Please transcribe the data that follows without the pictures, keeping every word the same.

--- START ---

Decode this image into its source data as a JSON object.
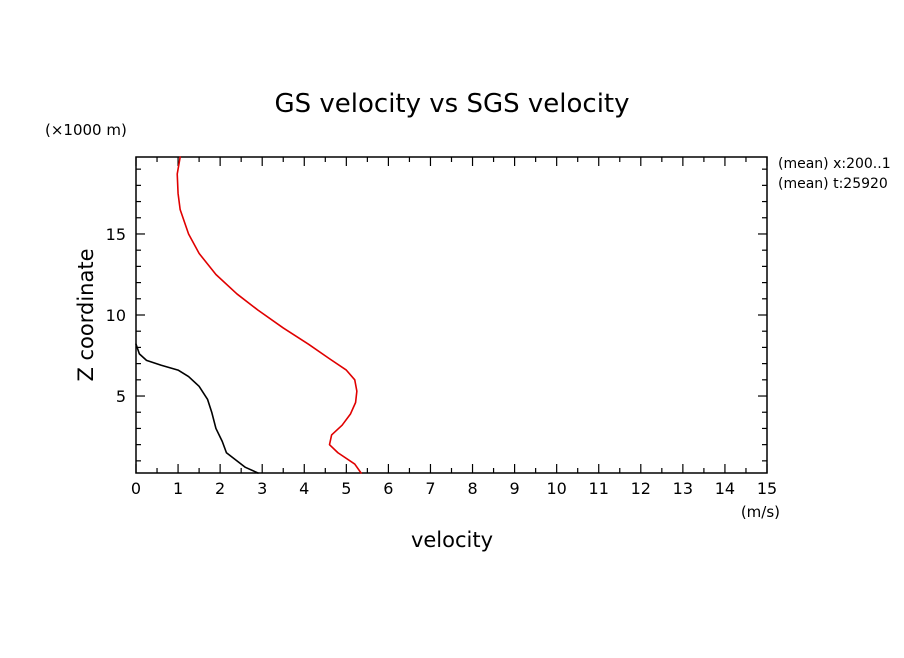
{
  "chart_data": {
    "type": "line",
    "title": "GS velocity vs SGS velocity",
    "xlabel": "velocity",
    "ylabel": "Z coordinate",
    "x_unit": "(m/s)",
    "y_unit": "(×1000 m)",
    "xlim": [
      0,
      15
    ],
    "ylim": [
      0.25,
      19.75
    ],
    "x_ticks": [
      0,
      1,
      2,
      3,
      4,
      5,
      6,
      7,
      8,
      9,
      10,
      11,
      12,
      13,
      14,
      15
    ],
    "y_ticks": [
      5,
      10,
      15
    ],
    "grid": false,
    "annotations": [
      "(mean) x:200..1",
      "(mean) t:25920"
    ],
    "series": [
      {
        "color": "#000000",
        "points": [
          [
            2.9,
            0.25
          ],
          [
            2.6,
            0.6
          ],
          [
            2.4,
            1.0
          ],
          [
            2.15,
            1.5
          ],
          [
            2.05,
            2.2
          ],
          [
            1.9,
            3.0
          ],
          [
            1.8,
            4.0
          ],
          [
            1.7,
            4.8
          ],
          [
            1.5,
            5.6
          ],
          [
            1.25,
            6.2
          ],
          [
            1.0,
            6.6
          ],
          [
            0.6,
            6.9
          ],
          [
            0.25,
            7.2
          ],
          [
            0.08,
            7.6
          ],
          [
            0.0,
            8.2
          ]
        ]
      },
      {
        "color": "#e00000",
        "points": [
          [
            5.35,
            0.25
          ],
          [
            5.2,
            0.8
          ],
          [
            4.8,
            1.5
          ],
          [
            4.6,
            2.0
          ],
          [
            4.65,
            2.6
          ],
          [
            4.9,
            3.2
          ],
          [
            5.1,
            3.9
          ],
          [
            5.22,
            4.6
          ],
          [
            5.25,
            5.3
          ],
          [
            5.2,
            6.0
          ],
          [
            5.0,
            6.6
          ],
          [
            4.6,
            7.3
          ],
          [
            4.1,
            8.2
          ],
          [
            3.5,
            9.2
          ],
          [
            2.9,
            10.3
          ],
          [
            2.4,
            11.3
          ],
          [
            1.9,
            12.5
          ],
          [
            1.5,
            13.8
          ],
          [
            1.25,
            15.0
          ],
          [
            1.05,
            16.5
          ],
          [
            1.0,
            17.5
          ],
          [
            0.98,
            18.7
          ],
          [
            1.05,
            19.75
          ]
        ]
      }
    ]
  }
}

--- END ---

- _FINAL RESULT_
Decode this image into its source data as a JSON object.
{
  "chart_data": {
    "type": "line",
    "title": "GS velocity vs SGS velocity",
    "xlabel": "velocity",
    "ylabel": "Z coordinate",
    "x_unit": "(m/s)",
    "y_unit": "(×1000 m)",
    "xlim": [
      0,
      15
    ],
    "ylim": [
      0.25,
      19.75
    ],
    "x_ticks": [
      0,
      1,
      2,
      3,
      4,
      5,
      6,
      7,
      8,
      9,
      10,
      11,
      12,
      13,
      14,
      15
    ],
    "y_ticks": [
      5,
      10,
      15
    ],
    "grid": false,
    "annotations": [
      "(mean) x:200..1",
      "(mean) t:25920"
    ],
    "series": [
      {
        "color": "#000000",
        "points": [
          [
            2.9,
            0.25
          ],
          [
            2.6,
            0.6
          ],
          [
            2.4,
            1.0
          ],
          [
            2.15,
            1.5
          ],
          [
            2.05,
            2.2
          ],
          [
            1.9,
            3.0
          ],
          [
            1.8,
            4.0
          ],
          [
            1.7,
            4.8
          ],
          [
            1.5,
            5.6
          ],
          [
            1.25,
            6.2
          ],
          [
            1.0,
            6.6
          ],
          [
            0.6,
            6.9
          ],
          [
            0.25,
            7.2
          ],
          [
            0.08,
            7.6
          ],
          [
            0.0,
            8.2
          ]
        ]
      },
      {
        "color": "#e00000",
        "points": [
          [
            5.35,
            0.25
          ],
          [
            5.2,
            0.8
          ],
          [
            4.8,
            1.5
          ],
          [
            4.6,
            2.0
          ],
          [
            4.65,
            2.6
          ],
          [
            4.9,
            3.2
          ],
          [
            5.1,
            3.9
          ],
          [
            5.22,
            4.6
          ],
          [
            5.25,
            5.3
          ],
          [
            5.2,
            6.0
          ],
          [
            5.0,
            6.6
          ],
          [
            4.6,
            7.3
          ],
          [
            4.1,
            8.2
          ],
          [
            3.5,
            9.2
          ],
          [
            2.9,
            10.3
          ],
          [
            2.4,
            11.3
          ],
          [
            1.9,
            12.5
          ],
          [
            1.5,
            13.8
          ],
          [
            1.25,
            15.0
          ],
          [
            1.05,
            16.5
          ],
          [
            1.0,
            17.5
          ],
          [
            0.98,
            18.7
          ],
          [
            1.05,
            19.75
          ]
        ]
      }
    ]
  }
}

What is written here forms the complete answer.